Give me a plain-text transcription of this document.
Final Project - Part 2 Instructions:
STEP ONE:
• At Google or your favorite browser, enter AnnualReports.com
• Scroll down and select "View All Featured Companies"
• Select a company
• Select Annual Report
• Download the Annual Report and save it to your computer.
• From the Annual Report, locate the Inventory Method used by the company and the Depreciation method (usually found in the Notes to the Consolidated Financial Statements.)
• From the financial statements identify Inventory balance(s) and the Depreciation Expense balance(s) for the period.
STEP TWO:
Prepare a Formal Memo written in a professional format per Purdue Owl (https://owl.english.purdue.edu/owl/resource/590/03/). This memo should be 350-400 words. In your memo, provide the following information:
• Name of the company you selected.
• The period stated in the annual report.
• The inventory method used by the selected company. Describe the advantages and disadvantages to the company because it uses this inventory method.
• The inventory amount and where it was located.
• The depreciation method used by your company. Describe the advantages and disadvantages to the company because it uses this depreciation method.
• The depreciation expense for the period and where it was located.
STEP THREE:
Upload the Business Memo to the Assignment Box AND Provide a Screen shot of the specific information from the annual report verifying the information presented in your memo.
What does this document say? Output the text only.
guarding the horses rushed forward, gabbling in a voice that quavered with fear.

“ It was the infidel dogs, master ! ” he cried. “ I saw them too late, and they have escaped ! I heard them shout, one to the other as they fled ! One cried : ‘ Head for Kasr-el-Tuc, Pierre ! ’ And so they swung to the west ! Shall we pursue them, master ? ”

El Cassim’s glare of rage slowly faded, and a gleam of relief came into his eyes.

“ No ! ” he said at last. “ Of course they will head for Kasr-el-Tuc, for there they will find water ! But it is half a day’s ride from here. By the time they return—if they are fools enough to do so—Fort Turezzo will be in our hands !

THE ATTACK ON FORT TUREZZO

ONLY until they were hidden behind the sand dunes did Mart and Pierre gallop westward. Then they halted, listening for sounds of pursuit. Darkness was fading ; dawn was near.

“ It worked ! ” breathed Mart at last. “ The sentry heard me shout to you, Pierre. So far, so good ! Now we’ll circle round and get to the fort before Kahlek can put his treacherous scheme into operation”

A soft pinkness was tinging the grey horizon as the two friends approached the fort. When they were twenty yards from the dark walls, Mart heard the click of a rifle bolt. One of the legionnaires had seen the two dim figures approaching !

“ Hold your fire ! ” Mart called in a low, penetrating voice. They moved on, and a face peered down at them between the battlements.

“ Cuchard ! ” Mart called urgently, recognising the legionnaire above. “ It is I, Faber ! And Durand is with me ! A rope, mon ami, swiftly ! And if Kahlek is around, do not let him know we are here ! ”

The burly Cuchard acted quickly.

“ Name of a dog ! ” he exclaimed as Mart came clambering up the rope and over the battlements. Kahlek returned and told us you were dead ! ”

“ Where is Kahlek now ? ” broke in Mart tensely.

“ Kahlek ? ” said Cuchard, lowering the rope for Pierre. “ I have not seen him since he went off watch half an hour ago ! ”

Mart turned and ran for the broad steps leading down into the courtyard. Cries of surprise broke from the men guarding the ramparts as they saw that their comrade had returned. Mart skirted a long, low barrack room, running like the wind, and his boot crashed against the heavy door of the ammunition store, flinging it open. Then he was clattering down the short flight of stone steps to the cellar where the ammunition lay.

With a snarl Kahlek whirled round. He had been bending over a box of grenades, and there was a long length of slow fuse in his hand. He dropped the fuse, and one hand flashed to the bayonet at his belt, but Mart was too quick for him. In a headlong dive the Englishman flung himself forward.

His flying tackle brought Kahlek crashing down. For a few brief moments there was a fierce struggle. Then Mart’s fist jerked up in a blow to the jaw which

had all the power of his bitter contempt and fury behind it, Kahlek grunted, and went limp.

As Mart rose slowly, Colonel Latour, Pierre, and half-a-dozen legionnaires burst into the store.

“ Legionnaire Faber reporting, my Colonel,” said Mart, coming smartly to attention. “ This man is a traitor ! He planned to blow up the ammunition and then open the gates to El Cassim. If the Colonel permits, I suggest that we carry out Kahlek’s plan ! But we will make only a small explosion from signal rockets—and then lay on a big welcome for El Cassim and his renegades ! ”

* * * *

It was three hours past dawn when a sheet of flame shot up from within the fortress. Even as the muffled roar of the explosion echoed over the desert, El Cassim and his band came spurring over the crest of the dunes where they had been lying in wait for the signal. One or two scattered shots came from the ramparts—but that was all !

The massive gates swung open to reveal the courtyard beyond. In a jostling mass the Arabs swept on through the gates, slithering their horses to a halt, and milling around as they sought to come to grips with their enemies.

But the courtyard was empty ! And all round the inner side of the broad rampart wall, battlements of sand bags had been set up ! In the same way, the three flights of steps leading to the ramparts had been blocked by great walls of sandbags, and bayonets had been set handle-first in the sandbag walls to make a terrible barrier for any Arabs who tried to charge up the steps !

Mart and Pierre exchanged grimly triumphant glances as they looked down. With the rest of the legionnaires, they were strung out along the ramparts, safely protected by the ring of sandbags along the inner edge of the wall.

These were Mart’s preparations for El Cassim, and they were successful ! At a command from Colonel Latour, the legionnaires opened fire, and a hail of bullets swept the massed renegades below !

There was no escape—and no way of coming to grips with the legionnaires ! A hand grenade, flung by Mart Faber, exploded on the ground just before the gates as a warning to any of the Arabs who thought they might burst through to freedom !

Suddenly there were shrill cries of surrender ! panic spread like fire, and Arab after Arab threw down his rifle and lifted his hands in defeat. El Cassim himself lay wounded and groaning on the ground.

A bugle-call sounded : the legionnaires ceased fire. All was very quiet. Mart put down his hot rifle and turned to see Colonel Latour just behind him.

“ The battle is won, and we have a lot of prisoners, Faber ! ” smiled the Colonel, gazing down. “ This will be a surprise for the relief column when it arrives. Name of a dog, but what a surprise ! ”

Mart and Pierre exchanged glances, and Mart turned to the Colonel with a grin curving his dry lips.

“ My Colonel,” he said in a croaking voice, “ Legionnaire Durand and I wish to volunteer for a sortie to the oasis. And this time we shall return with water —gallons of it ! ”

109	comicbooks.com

Required work - Find every line holding the word "voice"; give their count and nothing else.

Result below - 3